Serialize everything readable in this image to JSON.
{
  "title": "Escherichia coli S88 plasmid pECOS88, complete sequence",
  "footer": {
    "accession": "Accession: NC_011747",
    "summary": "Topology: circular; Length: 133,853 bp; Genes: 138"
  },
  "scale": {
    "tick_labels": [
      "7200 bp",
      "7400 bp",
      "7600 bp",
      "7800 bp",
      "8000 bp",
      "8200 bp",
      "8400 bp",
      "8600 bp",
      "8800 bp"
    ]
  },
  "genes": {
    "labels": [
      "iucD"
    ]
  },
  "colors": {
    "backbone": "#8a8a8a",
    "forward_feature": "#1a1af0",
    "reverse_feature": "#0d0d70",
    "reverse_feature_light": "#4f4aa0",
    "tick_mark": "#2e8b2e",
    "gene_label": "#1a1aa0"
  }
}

#### EXERCISE:
Exact reproduction of the whole material is the required answer.

#### PROBLEM SOLUTION:
Serialize everything readable in this image to JSON.
{
  "title": "Escherichia coli S88 plasmid pECOS88, complete sequence",
  "footer": {
    "accession": "Accession: NC_011747",
    "summary": "Topology: circular; Length: 133,853 bp; Genes: 138"
  },
  "scale": {
    "tick_labels": [
      "7200 bp",
      "7400 bp",
      "7600 bp",
      "7800 bp",
      "8000 bp",
      "8200 bp",
      "8400 bp",
      "8600 bp",
      "8800 bp"
    ]
  },
  "genes": {
    "labels": [
      "iucD"
    ]
  },
  "colors": {
    "backbone": "#8a8a8a",
    "forward_feature": "#1a1af0",
    "reverse_feature": "#0d0d70",
    "reverse_feature_light": "#4f4aa0",
    "tick_mark": "#2e8b2e",
    "gene_label": "#1a1aa0"
  }
}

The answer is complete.